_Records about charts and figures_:
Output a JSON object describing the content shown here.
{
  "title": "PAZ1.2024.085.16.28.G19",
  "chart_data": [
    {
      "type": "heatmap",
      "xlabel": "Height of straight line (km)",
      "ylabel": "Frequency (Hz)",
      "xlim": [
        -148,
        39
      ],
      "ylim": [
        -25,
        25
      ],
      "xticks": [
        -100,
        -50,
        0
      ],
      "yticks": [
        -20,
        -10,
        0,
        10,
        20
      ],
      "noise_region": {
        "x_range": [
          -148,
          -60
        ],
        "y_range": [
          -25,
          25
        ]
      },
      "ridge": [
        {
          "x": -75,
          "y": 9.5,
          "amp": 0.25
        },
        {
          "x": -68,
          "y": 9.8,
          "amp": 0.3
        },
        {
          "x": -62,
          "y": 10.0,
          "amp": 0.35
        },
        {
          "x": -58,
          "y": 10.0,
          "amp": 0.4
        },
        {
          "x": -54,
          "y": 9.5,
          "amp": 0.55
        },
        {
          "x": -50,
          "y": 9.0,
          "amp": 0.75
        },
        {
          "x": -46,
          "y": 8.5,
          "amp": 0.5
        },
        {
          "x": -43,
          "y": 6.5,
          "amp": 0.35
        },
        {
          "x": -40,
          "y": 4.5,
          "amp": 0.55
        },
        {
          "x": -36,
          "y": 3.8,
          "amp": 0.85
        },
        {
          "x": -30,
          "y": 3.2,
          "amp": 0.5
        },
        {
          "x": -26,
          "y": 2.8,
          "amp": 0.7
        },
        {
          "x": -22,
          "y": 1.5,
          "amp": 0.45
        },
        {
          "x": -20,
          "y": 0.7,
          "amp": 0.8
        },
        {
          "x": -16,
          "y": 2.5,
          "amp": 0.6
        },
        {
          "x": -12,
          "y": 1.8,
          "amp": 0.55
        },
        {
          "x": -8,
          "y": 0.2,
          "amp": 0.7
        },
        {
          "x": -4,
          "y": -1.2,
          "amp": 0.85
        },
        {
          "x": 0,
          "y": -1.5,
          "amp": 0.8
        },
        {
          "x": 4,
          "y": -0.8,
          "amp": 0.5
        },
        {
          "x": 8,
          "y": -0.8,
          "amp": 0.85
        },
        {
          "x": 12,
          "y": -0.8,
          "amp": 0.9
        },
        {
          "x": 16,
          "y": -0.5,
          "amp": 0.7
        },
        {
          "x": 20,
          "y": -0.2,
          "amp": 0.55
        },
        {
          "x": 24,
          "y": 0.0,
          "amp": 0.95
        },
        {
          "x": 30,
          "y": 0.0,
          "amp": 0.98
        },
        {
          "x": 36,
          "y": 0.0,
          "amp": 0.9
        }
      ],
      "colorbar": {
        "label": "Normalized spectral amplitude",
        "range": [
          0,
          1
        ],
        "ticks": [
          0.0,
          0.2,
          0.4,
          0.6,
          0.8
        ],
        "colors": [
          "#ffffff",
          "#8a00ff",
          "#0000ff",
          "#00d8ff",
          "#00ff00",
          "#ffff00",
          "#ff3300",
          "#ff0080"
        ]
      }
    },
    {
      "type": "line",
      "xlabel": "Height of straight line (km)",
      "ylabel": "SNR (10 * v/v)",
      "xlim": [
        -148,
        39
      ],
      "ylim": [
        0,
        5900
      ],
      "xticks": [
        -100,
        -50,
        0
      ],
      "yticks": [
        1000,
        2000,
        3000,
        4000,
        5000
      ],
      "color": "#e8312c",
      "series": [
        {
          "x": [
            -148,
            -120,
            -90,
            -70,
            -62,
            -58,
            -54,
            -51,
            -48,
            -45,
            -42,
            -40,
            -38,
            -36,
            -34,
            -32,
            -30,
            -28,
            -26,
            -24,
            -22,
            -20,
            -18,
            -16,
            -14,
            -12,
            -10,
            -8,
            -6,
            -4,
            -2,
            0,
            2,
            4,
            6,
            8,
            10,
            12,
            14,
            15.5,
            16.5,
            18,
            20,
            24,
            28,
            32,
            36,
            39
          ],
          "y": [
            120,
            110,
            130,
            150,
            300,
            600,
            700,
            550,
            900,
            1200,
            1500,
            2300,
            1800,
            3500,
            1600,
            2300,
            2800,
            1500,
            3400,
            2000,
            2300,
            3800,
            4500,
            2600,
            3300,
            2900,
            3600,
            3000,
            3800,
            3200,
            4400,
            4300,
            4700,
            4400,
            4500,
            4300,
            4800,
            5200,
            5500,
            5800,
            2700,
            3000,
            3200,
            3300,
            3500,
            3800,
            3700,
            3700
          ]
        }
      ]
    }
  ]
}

_What you will do_:
Each line containing "ylabel" counts once; state the total number of such lines and nothing else.

_Exercise answer_:
2